▶ _Stated task_: Check each line below for the word "this", and copy those that have it.

▶ _Stored data_:
⁂
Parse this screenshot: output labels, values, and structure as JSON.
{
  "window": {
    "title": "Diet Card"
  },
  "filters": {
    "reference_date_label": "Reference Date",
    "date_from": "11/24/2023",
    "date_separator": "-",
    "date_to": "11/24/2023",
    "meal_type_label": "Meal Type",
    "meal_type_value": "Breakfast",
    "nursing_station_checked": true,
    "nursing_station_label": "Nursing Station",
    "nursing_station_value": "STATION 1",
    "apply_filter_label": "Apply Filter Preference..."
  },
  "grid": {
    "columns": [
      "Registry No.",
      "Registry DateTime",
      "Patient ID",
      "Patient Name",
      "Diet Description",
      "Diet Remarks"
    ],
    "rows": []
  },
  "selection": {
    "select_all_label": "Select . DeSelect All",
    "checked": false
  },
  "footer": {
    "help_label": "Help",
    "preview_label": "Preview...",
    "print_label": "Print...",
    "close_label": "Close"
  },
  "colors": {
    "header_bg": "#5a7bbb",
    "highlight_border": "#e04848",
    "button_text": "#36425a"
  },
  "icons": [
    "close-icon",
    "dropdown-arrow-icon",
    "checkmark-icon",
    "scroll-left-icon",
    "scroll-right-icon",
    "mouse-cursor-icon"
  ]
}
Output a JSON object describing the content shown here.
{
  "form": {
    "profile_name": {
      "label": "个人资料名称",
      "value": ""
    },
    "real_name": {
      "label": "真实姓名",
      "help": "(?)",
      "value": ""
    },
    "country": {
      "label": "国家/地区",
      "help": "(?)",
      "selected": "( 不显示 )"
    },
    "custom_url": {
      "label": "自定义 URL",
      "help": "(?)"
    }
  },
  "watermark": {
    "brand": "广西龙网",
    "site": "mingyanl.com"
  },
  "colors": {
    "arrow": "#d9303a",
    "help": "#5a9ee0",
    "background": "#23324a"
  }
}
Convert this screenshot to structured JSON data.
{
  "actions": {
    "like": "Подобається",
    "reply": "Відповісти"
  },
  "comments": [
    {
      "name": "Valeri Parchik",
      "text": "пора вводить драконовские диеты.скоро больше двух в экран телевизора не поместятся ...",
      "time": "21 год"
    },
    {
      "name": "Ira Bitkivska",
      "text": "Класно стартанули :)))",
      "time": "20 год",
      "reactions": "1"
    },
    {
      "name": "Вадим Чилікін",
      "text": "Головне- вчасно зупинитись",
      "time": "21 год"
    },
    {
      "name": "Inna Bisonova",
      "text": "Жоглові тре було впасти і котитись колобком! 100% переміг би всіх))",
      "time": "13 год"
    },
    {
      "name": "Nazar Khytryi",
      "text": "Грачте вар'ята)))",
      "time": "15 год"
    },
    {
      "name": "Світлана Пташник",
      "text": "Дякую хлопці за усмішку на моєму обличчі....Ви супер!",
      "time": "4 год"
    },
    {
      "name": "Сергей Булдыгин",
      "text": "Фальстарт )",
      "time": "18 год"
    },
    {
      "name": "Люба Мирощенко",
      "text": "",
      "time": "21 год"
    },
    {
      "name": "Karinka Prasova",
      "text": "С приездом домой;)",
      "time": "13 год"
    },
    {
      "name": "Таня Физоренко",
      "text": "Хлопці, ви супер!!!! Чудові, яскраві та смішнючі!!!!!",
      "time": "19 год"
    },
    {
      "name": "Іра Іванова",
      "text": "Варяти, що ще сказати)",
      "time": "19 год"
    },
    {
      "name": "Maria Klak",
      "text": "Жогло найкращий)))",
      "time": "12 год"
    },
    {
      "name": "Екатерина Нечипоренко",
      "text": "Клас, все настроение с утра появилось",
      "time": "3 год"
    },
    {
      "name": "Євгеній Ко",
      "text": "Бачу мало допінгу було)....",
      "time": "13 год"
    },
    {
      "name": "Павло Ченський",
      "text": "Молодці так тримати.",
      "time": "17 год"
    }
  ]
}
⁂
▶ _Full solution_:
Parse this screenshot: output labels, values, and structure as JSON.
Convert this screenshot to structured JSON data.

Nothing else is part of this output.